:: Required task ::
Copy out all the records, word for word.

+++

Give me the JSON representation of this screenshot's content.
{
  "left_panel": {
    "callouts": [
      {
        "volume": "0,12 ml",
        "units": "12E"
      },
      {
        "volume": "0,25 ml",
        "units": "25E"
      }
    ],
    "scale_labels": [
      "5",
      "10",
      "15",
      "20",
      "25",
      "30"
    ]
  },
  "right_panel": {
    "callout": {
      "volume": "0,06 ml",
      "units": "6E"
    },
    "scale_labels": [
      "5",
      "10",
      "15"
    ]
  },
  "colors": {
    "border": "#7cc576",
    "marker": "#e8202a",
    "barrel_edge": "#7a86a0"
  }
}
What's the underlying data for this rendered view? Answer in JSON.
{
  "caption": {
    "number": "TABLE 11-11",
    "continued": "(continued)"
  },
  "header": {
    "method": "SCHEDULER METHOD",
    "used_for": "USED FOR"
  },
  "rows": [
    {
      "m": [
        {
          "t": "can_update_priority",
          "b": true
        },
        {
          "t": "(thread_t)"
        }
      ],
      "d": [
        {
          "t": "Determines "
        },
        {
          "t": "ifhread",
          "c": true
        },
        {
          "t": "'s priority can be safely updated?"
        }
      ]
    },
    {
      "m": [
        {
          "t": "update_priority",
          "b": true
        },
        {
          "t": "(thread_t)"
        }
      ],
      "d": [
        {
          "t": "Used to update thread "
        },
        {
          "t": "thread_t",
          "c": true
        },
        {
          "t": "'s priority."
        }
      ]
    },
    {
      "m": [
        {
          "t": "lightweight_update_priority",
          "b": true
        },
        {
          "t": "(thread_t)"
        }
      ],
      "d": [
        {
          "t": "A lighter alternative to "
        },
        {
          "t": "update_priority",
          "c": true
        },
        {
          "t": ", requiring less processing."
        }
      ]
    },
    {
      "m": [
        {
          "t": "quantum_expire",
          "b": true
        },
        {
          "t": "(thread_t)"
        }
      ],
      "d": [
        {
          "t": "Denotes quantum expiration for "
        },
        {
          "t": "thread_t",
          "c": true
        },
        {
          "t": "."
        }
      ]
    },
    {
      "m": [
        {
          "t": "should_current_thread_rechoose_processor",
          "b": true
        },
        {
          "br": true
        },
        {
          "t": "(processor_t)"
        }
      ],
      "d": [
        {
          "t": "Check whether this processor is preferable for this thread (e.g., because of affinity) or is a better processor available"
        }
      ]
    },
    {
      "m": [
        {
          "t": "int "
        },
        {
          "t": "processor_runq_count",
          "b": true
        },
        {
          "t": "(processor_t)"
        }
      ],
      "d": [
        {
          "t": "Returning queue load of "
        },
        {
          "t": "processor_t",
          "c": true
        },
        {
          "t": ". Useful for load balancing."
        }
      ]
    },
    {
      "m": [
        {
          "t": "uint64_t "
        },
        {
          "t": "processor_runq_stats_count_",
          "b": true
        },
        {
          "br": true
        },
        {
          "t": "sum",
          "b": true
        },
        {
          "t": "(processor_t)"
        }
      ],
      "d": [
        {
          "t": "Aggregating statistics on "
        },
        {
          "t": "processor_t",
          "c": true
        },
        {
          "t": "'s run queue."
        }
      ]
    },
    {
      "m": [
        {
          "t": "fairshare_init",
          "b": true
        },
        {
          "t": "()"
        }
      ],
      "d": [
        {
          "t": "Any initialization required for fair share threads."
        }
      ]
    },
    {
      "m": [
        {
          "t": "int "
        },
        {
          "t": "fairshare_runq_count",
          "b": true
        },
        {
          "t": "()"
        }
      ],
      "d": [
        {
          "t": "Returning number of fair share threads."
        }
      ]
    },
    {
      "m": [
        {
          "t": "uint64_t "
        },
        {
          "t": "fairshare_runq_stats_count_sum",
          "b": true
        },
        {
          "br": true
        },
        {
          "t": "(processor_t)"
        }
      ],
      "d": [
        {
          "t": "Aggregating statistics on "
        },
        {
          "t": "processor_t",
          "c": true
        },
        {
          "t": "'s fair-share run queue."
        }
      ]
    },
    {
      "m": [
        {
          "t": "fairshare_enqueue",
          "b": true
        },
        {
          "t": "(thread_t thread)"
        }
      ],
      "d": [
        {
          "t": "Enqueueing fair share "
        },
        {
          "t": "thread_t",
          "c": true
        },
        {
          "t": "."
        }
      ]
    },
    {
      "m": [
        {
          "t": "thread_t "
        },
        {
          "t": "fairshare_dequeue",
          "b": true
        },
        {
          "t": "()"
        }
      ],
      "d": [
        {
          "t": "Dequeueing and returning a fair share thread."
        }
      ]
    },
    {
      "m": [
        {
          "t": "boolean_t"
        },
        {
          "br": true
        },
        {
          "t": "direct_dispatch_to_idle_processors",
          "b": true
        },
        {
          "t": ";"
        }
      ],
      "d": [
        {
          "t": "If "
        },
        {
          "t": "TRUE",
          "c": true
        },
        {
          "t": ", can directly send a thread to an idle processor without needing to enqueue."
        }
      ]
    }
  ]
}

+++

:: Correct response ::
Give me the JSON representation of this screenshot's content.
{
  "left_panel": {
    "callouts": [
      {
        "volume": "0,12 ml",
        "units": "12E"
      },
      {
        "volume": "0,25 ml",
        "units": "25E"
      }
    ],
    "scale_labels": [
      "5",
      "10",
      "15",
      "20",
      "25",
      "30"
    ]
  },
  "right_panel": {
    "callout": {
      "volume": "0,06 ml",
      "units": "6E"
    },
    "scale_labels": [
      "5",
      "10",
      "15"
    ]
  },
  "colors": {
    "border": "#7cc576",
    "marker": "#e8202a",
    "barrel_edge": "#7a86a0"
  }
}
What's the underlying data for this rendered view? Answer in JSON.
{
  "caption": {
    "number": "TABLE 11-11",
    "continued": "(continued)"
  },
  "header": {
    "method": "SCHEDULER METHOD",
    "used_for": "USED FOR"
  },
  "rows": [
    {
      "m": [
        {
          "t": "can_update_priority",
          "b": true
        },
        {
          "t": "(thread_t)"
        }
      ],
      "d": [
        {
          "t": "Determines "
        },
        {
          "t": "ifhread",
          "c": true
        },
        {
          "t": "'s priority can be safely updated?"
        }
      ]
    },
    {
      "m": [
        {
          "t": "update_priority",
          "b": true
        },
        {
          "t": "(thread_t)"
        }
      ],
      "d": [
        {
          "t": "Used to update thread "
        },
        {
          "t": "thread_t",
          "c": true
        },
        {
          "t": "'s priority."
        }
      ]
    },
    {
      "m": [
        {
          "t": "lightweight_update_priority",
          "b": true
        },
        {
          "t": "(thread_t)"
        }
      ],
      "d": [
        {
          "t": "A lighter alternative to "
        },
        {
          "t": "update_priority",
          "c": true
        },
        {
          "t": ", requiring less processing."
        }
      ]
    },
    {
      "m": [
        {
          "t": "quantum_expire",
          "b": true
        },
        {
          "t": "(thread_t)"
        }
      ],
      "d": [
        {
          "t": "Denotes quantum expiration for "
        },
        {
          "t": "thread_t",
          "c": true
        },
        {
          "t": "."
        }
      ]
    },
    {
      "m": [
        {
          "t": "should_current_thread_rechoose_processor",
          "b": true
        },
        {
          "br": true
        },
        {
          "t": "(processor_t)"
        }
      ],
      "d": [
        {
          "t": "Check whether this processor is preferable for this thread (e.g., because of affinity) or is a better processor available"
        }
      ]
    },
    {
      "m": [
        {
          "t": "int "
        },
        {
          "t": "processor_runq_count",
          "b": true
        },
        {
          "t": "(processor_t)"
        }
      ],
      "d": [
        {
          "t": "Returning queue load of "
        },
        {
          "t": "processor_t",
          "c": true
        },
        {
          "t": ". Useful for load balancing."
        }
      ]
    },
    {
      "m": [
        {
          "t": "uint64_t "
        },
        {
          "t": "processor_runq_stats_count_",
          "b": true
        },
        {
          "br": true
        },
        {
          "t": "sum",
          "b": true
        },
        {
          "t": "(processor_t)"
        }
      ],
      "d": [
        {
          "t": "Aggregating statistics on "
        },
        {
          "t": "processor_t",
          "c": true
        },
        {
          "t": "'s run queue."
        }
      ]
    },
    {
      "m": [
        {
          "t": "fairshare_init",
          "b": true
        },
        {
          "t": "()"
        }
      ],
      "d": [
        {
          "t": "Any initialization required for fair share threads."
        }
      ]
    },
    {
      "m": [
        {
          "t": "int "
        },
        {
          "t": "fairshare_runq_count",
          "b": true
        },
        {
          "t": "()"
        }
      ],
      "d": [
        {
          "t": "Returning number of fair share threads."
        }
      ]
    },
    {
      "m": [
        {
          "t": "uint64_t "
        },
        {
          "t": "fairshare_runq_stats_count_sum",
          "b": true
        },
        {
          "br": true
        },
        {
          "t": "(processor_t)"
        }
      ],
      "d": [
        {
          "t": "Aggregating statistics on "
        },
        {
          "t": "processor_t",
          "c": true
        },
        {
          "t": "'s fair-share run queue."
        }
      ]
    },
    {
      "m": [
        {
          "t": "fairshare_enqueue",
          "b": true
        },
        {
          "t": "(thread_t thread)"
        }
      ],
      "d": [
        {
          "t": "Enqueueing fair share "
        },
        {
          "t": "thread_t",
          "c": true
        },
        {
          "t": "."
        }
      ]
    },
    {
      "m": [
        {
          "t": "thread_t "
        },
        {
          "t": "fairshare_dequeue",
          "b": true
        },
        {
          "t": "()"
        }
      ],
      "d": [
        {
          "t": "Dequeueing and returning a fair share thread."
        }
      ]
    },
    {
      "m": [
        {
          "t": "boolean_t"
        },
        {
          "br": true
        },
        {
          "t": "direct_dispatch_to_idle_processors",
          "b": true
        },
        {
          "t": ";"
        }
      ],
      "d": [
        {
          "t": "If "
        },
        {
          "t": "TRUE",
          "c": true
        },
        {
          "t": ", can directly send a thread to an idle processor without needing to enqueue."
        }
      ]
    }
  ]
}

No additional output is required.